#### JOB:
Return every record below exactly as written, omitting any pictures.

══════════════════════════════

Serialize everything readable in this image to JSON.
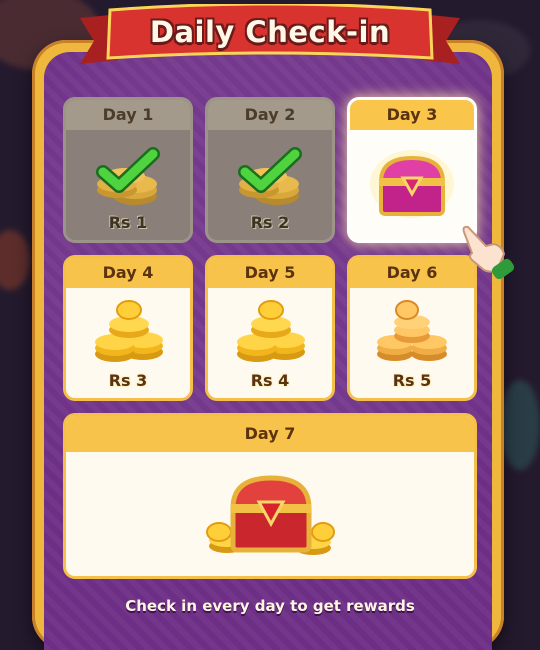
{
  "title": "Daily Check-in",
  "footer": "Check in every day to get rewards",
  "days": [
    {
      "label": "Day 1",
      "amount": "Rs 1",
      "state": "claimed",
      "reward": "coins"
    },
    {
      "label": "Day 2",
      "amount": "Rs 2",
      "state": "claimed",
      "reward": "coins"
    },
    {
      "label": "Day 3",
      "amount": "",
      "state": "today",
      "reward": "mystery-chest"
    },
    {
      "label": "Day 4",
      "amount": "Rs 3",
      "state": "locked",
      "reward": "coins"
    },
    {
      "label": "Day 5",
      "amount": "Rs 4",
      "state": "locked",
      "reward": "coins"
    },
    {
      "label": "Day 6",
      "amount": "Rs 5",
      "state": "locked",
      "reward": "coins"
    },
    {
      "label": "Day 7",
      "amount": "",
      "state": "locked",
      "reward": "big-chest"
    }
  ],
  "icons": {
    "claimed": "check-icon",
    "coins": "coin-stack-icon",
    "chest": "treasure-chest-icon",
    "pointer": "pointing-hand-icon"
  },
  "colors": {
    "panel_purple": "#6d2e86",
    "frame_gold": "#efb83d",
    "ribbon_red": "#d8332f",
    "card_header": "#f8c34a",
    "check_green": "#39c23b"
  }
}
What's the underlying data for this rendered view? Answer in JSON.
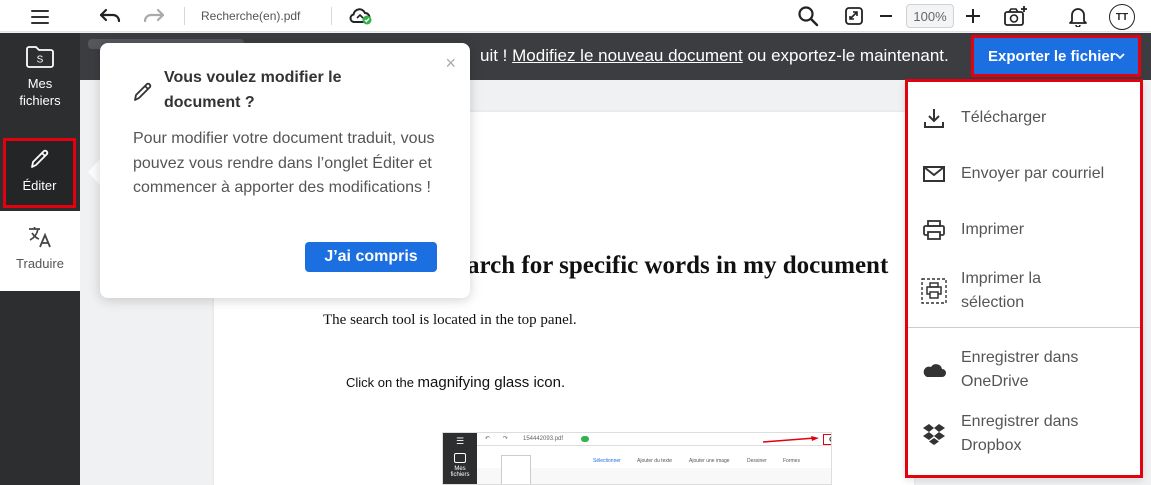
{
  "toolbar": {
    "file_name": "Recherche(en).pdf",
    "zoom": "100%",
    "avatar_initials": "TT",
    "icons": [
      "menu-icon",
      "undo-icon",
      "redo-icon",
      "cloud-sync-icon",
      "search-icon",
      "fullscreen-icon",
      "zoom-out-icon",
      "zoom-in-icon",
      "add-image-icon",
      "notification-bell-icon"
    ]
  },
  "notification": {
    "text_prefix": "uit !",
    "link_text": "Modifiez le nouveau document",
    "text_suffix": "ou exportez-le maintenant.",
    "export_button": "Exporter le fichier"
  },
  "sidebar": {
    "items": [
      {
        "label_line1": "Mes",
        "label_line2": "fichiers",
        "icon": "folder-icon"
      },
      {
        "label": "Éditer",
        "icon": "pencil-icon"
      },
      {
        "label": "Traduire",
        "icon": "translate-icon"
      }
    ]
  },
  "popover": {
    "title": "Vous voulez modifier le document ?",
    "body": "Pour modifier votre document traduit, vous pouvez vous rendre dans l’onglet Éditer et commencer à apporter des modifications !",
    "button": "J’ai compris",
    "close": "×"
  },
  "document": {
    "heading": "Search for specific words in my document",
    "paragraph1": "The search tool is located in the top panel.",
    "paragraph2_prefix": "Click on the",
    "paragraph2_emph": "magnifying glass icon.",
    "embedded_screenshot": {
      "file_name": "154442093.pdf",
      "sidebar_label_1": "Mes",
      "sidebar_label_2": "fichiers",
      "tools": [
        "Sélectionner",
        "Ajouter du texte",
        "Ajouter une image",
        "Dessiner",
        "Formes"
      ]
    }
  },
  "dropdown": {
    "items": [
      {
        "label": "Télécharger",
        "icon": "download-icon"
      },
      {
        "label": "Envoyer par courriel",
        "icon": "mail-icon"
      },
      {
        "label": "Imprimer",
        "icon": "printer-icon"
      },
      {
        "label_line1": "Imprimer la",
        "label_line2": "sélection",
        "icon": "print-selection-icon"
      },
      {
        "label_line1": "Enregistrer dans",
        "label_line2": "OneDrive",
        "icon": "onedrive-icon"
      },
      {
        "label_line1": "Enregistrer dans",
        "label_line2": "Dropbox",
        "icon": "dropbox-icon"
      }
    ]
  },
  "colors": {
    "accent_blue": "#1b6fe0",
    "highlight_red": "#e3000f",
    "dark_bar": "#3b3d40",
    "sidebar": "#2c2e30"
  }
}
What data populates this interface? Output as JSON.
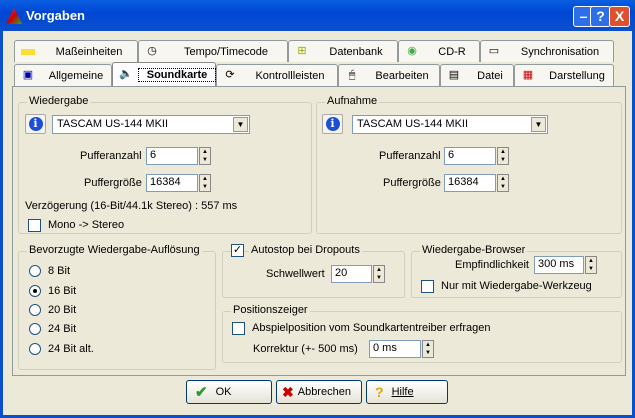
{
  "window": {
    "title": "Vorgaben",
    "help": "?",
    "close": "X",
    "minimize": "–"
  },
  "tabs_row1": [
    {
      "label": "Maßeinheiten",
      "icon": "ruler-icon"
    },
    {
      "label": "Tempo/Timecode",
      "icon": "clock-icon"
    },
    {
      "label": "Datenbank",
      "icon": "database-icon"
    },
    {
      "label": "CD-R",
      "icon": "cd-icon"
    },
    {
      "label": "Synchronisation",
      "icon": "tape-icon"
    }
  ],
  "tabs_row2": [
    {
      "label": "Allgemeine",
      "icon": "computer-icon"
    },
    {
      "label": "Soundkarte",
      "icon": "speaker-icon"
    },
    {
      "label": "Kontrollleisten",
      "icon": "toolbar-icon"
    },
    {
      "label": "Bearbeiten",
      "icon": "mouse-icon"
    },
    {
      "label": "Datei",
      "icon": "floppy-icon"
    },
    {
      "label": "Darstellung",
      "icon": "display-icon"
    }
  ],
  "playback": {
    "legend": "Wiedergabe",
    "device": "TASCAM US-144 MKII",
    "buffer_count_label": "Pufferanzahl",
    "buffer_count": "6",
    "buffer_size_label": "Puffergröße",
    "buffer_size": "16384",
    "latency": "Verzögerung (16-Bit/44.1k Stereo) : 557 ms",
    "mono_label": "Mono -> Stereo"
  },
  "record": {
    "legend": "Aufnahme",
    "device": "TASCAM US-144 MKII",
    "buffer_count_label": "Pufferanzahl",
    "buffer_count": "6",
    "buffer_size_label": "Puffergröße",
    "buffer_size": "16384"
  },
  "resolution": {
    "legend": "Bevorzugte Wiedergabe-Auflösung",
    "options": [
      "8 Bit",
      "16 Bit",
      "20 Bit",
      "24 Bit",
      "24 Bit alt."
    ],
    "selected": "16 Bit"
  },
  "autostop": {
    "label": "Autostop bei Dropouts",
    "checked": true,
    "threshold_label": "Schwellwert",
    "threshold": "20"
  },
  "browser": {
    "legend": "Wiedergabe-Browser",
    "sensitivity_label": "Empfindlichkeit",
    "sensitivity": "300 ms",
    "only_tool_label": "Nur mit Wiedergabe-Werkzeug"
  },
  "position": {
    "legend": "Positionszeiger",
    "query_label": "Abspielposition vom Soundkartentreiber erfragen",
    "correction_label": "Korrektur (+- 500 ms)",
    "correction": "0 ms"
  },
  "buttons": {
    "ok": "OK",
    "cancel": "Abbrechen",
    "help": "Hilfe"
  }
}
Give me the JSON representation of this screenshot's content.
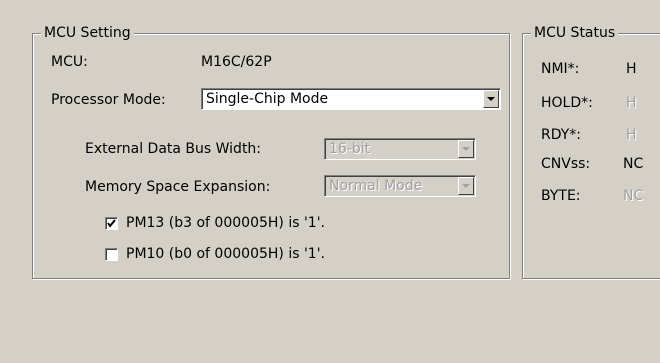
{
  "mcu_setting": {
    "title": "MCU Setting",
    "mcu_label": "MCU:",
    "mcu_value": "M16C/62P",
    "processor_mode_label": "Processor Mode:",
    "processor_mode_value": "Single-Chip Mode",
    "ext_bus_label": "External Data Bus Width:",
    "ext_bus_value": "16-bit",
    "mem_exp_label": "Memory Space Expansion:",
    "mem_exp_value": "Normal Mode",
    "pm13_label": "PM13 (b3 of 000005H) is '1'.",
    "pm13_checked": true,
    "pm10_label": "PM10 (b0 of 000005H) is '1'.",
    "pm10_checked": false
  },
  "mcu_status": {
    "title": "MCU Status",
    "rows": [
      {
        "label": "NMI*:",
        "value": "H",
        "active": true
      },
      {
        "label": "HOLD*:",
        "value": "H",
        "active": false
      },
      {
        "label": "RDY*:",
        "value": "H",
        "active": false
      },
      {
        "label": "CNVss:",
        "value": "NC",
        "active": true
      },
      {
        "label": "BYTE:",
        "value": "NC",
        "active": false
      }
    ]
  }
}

══════════════════════════════

#### EXERCISE SOLUTION:
Serialize everything readable in this image to JSON.
{
  "title": "Daily Check-in",
  "footer": "Check in every day to get rewards",
  "days": [
    {
      "label": "Day 1",
      "amount": "Rs 1",
      "state": "claimed",
      "reward": "coins"
    },
    {
      "label": "Day 2",
      "amount": "Rs 2",
      "state": "claimed",
      "reward": "coins"
    },
    {
      "label": "Day 3",
      "amount": "",
      "state": "today",
      "reward": "mystery-chest"
    },
    {
      "label": "Day 4",
      "amount": "Rs 3",
      "state": "locked",
      "reward": "coins"
    },
    {
      "label": "Day 5",
      "amount": "Rs 4",
      "state": "locked",
      "reward": "coins"
    },
    {
      "label": "Day 6",
      "amount": "Rs 5",
      "state": "locked",
      "reward": "coins"
    },
    {
      "label": "Day 7",
      "amount": "",
      "state": "locked",
      "reward": "big-chest"
    }
  ],
  "icons": {
    "claimed": "check-icon",
    "coins": "coin-stack-icon",
    "chest": "treasure-chest-icon",
    "pointer": "pointing-hand-icon"
  },
  "colors": {
    "panel_purple": "#6d2e86",
    "frame_gold": "#efb83d",
    "ribbon_red": "#d8332f",
    "card_header": "#f8c34a",
    "check_green": "#39c23b"
  }
}
What's the underlying data for this rendered view? Answer in JSON.
{
  "toolbar": {
    "file_name": "Recherche(en).pdf",
    "zoom": "100%",
    "avatar_initials": "TT",
    "icons": [
      "menu-icon",
      "undo-icon",
      "redo-icon",
      "cloud-sync-icon",
      "search-icon",
      "fullscreen-icon",
      "zoom-out-icon",
      "zoom-in-icon",
      "add-image-icon",
      "notification-bell-icon"
    ]
  },
  "notification": {
    "text_prefix": "uit !",
    "link_text": "Modifiez le nouveau document",
    "text_suffix": "ou exportez-le maintenant.",
    "export_button": "Exporter le fichier"
  },
  "sidebar": {
    "items": [
      {
        "label_line1": "Mes",
        "label_line2": "fichiers",
        "icon": "folder-icon"
      },
      {
        "label": "Éditer",
        "icon": "pencil-icon"
      },
      {
        "label": "Traduire",
        "icon": "translate-icon"
      }
    ]
  },
  "popover": {
    "title": "Vous voulez modifier le document ?",
    "body": "Pour modifier votre document traduit, vous pouvez vous rendre dans l’onglet Éditer et commencer à apporter des modifications !",
    "button": "J’ai compris",
    "close": "×"
  },
  "document": {
    "heading": "Search for specific words in my document",
    "paragraph1": "The search tool is located in the top panel.",
    "paragraph2_prefix": "Click on the",
    "paragraph2_emph": "magnifying glass icon.",
    "embedded_screenshot": {
      "file_name": "154442093.pdf",
      "sidebar_label_1": "Mes",
      "sidebar_label_2": "fichiers",
      "tools": [
        "Sélectionner",
        "Ajouter du texte",
        "Ajouter une image",
        "Dessiner",
        "Formes"
      ]
    }
  },
  "dropdown": {
    "items": [
      {
        "label": "Télécharger",
        "icon": "download-icon"
      },
      {
        "label": "Envoyer par courriel",
        "icon": "mail-icon"
      },
      {
        "label": "Imprimer",
        "icon": "printer-icon"
      },
      {
        "label_line1": "Imprimer la",
        "label_line2": "sélection",
        "icon": "print-selection-icon"
      },
      {
        "label_line1": "Enregistrer dans",
        "label_line2": "OneDrive",
        "icon": "onedrive-icon"
      },
      {
        "label_line1": "Enregistrer dans",
        "label_line2": "Dropbox",
        "icon": "dropbox-icon"
      }
    ]
  },
  "colors": {
    "accent_blue": "#1b6fe0",
    "highlight_red": "#e3000f",
    "dark_bar": "#3b3d40",
    "sidebar": "#2c2e30"
  }
}
What data populates this interface? Output as JSON.
{
  "window": {
    "title": "Vorgaben",
    "help": "?",
    "close": "X",
    "minimize": "–"
  },
  "tabs_row1": [
    {
      "label": "Maßeinheiten",
      "icon": "ruler-icon"
    },
    {
      "label": "Tempo/Timecode",
      "icon": "clock-icon"
    },
    {
      "label": "Datenbank",
      "icon": "database-icon"
    },
    {
      "label": "CD-R",
      "icon": "cd-icon"
    },
    {
      "label": "Synchronisation",
      "icon": "tape-icon"
    }
  ],
  "tabs_row2": [
    {
      "label": "Allgemeine",
      "icon": "computer-icon"
    },
    {
      "label": "Soundkarte",
      "icon": "speaker-icon"
    },
    {
      "label": "Kontrollleisten",
      "icon": "toolbar-icon"
    },
    {
      "label": "Bearbeiten",
      "icon": "mouse-icon"
    },
    {
      "label": "Datei",
      "icon": "floppy-icon"
    },
    {
      "label": "Darstellung",
      "icon": "display-icon"
    }
  ],
  "playback": {
    "legend": "Wiedergabe",
    "device": "TASCAM US-144 MKII",
    "buffer_count_label": "Pufferanzahl",
    "buffer_count": "6",
    "buffer_size_label": "Puffergröße",
    "buffer_size": "16384",
    "latency": "Verzögerung (16-Bit/44.1k Stereo) : 557 ms",
    "mono_label": "Mono -> Stereo"
  },
  "record": {
    "legend": "Aufnahme",
    "device": "TASCAM US-144 MKII",
    "buffer_count_label": "Pufferanzahl",
    "buffer_count": "6",
    "buffer_size_label": "Puffergröße",
    "buffer_size": "16384"
  },
  "resolution": {
    "legend": "Bevorzugte Wiedergabe-Auflösung",
    "options": [
      "8 Bit",
      "16 Bit",
      "20 Bit",
      "24 Bit",
      "24 Bit alt."
    ],
    "selected": "16 Bit"
  },
  "autostop": {
    "label": "Autostop bei Dropouts",
    "checked": true,
    "threshold_label": "Schwellwert",
    "threshold": "20"
  },
  "browser": {
    "legend": "Wiedergabe-Browser",
    "sensitivity_label": "Empfindlichkeit",
    "sensitivity": "300 ms",
    "only_tool_label": "Nur mit Wiedergabe-Werkzeug"
  },
  "position": {
    "legend": "Positionszeiger",
    "query_label": "Abspielposition vom Soundkartentreiber erfragen",
    "correction_label": "Korrektur (+- 500 ms)",
    "correction": "0 ms"
  },
  "buttons": {
    "ok": "OK",
    "cancel": "Abbrechen",
    "help": "Hilfe"
  }
}
Give me the JSON representation of this screenshot's content.
{
  "mcu_setting": {
    "title": "MCU Setting",
    "mcu_label": "MCU:",
    "mcu_value": "M16C/62P",
    "processor_mode_label": "Processor Mode:",
    "processor_mode_value": "Single-Chip Mode",
    "ext_bus_label": "External Data Bus Width:",
    "ext_bus_value": "16-bit",
    "mem_exp_label": "Memory Space Expansion:",
    "mem_exp_value": "Normal Mode",
    "pm13_label": "PM13 (b3 of 000005H) is '1'.",
    "pm13_checked": true,
    "pm10_label": "PM10 (b0 of 000005H) is '1'.",
    "pm10_checked": false
  },
  "mcu_status": {
    "title": "MCU Status",
    "rows": [
      {
        "label": "NMI*:",
        "value": "H",
        "active": true
      },
      {
        "label": "HOLD*:",
        "value": "H",
        "active": false
      },
      {
        "label": "RDY*:",
        "value": "H",
        "active": false
      },
      {
        "label": "CNVss:",
        "value": "NC",
        "active": true
      },
      {
        "label": "BYTE:",
        "value": "NC",
        "active": false
      }
    ]
  }
}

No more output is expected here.